■ Work required ■
Search the material for "acid" and show all lines that contain it.
— begin Data records —
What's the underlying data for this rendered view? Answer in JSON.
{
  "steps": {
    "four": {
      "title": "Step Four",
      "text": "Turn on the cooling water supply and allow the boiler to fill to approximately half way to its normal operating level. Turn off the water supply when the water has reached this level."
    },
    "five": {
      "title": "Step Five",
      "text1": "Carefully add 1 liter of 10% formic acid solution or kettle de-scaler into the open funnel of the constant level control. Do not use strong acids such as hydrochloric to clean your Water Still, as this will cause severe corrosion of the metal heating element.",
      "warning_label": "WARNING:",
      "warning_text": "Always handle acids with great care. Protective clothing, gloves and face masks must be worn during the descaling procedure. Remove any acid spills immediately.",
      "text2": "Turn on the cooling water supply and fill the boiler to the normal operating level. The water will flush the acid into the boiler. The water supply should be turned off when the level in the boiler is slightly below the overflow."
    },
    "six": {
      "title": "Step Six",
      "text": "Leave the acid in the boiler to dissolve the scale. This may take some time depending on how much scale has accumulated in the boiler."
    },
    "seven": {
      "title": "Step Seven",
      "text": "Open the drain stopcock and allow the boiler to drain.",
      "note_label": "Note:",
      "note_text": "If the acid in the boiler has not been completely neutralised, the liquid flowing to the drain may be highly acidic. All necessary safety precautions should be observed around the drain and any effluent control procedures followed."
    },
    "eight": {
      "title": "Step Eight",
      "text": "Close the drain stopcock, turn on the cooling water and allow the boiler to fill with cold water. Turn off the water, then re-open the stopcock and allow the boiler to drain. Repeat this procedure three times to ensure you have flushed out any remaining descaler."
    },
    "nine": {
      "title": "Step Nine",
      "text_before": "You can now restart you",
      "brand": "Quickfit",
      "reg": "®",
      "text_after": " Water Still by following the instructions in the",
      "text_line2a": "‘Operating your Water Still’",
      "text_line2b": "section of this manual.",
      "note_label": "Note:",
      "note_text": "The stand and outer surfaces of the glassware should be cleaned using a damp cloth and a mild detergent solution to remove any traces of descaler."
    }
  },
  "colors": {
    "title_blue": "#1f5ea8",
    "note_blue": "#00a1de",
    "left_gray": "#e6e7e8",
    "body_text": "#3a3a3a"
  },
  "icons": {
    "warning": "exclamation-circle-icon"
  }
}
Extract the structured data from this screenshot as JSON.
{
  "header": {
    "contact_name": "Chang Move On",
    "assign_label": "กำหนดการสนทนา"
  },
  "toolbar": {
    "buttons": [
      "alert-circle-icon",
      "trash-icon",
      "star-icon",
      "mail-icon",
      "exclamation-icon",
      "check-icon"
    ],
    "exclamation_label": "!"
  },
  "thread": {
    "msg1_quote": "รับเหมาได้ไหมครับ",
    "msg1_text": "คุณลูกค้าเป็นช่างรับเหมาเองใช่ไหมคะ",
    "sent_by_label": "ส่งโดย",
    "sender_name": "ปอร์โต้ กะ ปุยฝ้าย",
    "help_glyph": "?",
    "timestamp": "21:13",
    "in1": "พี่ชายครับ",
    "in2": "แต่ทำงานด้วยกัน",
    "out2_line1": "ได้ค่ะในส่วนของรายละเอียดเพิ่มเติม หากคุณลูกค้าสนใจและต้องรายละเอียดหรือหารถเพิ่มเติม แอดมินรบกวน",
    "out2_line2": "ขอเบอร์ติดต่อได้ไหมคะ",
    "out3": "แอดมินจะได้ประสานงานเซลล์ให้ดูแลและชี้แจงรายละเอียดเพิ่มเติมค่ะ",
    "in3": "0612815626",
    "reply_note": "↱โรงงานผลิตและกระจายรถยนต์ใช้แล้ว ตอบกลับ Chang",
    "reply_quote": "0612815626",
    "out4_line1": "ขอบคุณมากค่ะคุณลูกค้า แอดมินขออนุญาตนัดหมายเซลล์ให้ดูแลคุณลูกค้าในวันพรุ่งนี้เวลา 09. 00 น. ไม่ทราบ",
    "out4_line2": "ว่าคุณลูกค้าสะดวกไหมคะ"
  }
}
— end Data records —
■ Final result ■
      "text1": "Carefully add 1 liter of 10% formic acid solution or kettle de-scaler into the open funnel of the constant level control. Do not use strong acids such as hydrochloric to clean your Water Still, as this will cause severe corrosion of the metal heating element.",
      "warning_text": "Always handle acids with great care. Protective clothing, gloves and face masks must be worn during the descaling procedure. Remove any acid spills immediately.",
      "text2": "Turn on the cooling water supply and fill the boiler to the normal operating level. The water will flush the acid into the boiler. The water supply should be turned off when the level in the boiler is slightly below the overflow."
      "text": "Leave the acid in the boiler to dissolve the scale. This may take some time depending on how much scale has accumulated in the boiler."
      "note_text": "If the acid in the boiler has not been completely neutralised, the liquid flowing to the drain may be highly acidic. All necessary safety precautions should be observed around the drain and any effluent control procedures followed."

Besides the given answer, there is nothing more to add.